- [REQUIREMENTS]: Set down the material once more, exactly as it appears.

[Dataset entries on figures]
-----

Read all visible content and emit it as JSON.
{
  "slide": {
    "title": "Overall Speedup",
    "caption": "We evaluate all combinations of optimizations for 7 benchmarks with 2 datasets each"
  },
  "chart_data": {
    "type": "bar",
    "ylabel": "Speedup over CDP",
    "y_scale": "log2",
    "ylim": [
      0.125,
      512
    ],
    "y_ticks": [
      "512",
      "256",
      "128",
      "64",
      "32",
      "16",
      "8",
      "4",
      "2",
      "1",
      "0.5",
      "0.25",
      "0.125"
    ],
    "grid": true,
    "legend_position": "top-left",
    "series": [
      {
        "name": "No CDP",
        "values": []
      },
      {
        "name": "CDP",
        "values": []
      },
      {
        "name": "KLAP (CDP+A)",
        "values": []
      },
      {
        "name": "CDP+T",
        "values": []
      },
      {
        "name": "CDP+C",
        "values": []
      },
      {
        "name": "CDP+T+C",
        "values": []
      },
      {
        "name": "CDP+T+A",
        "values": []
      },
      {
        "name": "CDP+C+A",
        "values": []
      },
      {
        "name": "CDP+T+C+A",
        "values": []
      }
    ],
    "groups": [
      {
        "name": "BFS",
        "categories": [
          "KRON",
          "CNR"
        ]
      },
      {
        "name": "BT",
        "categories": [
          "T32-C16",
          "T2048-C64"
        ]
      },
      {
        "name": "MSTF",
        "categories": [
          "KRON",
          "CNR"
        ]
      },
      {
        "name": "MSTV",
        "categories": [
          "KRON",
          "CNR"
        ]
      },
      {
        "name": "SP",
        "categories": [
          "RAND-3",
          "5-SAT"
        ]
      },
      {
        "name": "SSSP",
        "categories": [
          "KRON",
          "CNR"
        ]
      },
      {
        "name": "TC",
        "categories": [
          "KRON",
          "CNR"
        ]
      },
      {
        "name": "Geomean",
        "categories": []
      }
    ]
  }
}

-----

- [SOLUTION TO THIS TASK]:
Read all visible content and emit it as JSON.
{
  "slide": {
    "title": "Overall Speedup",
    "caption": "We evaluate all combinations of optimizations for 7 benchmarks with 2 datasets each"
  },
  "chart_data": {
    "type": "bar",
    "ylabel": "Speedup over CDP",
    "y_scale": "log2",
    "ylim": [
      0.125,
      512
    ],
    "y_ticks": [
      "512",
      "256",
      "128",
      "64",
      "32",
      "16",
      "8",
      "4",
      "2",
      "1",
      "0.5",
      "0.25",
      "0.125"
    ],
    "grid": true,
    "legend_position": "top-left",
    "series": [
      {
        "name": "No CDP",
        "values": []
      },
      {
        "name": "CDP",
        "values": []
      },
      {
        "name": "KLAP (CDP+A)",
        "values": []
      },
      {
        "name": "CDP+T",
        "values": []
      },
      {
        "name": "CDP+C",
        "values": []
      },
      {
        "name": "CDP+T+C",
        "values": []
      },
      {
        "name": "CDP+T+A",
        "values": []
      },
      {
        "name": "CDP+C+A",
        "values": []
      },
      {
        "name": "CDP+T+C+A",
        "values": []
      }
    ],
    "groups": [
      {
        "name": "BFS",
        "categories": [
          "KRON",
          "CNR"
        ]
      },
      {
        "name": "BT",
        "categories": [
          "T32-C16",
          "T2048-C64"
        ]
      },
      {
        "name": "MSTF",
        "categories": [
          "KRON",
          "CNR"
        ]
      },
      {
        "name": "MSTV",
        "categories": [
          "KRON",
          "CNR"
        ]
      },
      {
        "name": "SP",
        "categories": [
          "RAND-3",
          "5-SAT"
        ]
      },
      {
        "name": "SSSP",
        "categories": [
          "KRON",
          "CNR"
        ]
      },
      {
        "name": "TC",
        "categories": [
          "KRON",
          "CNR"
        ]
      },
      {
        "name": "Geomean",
        "categories": []
      }
    ]
  }
}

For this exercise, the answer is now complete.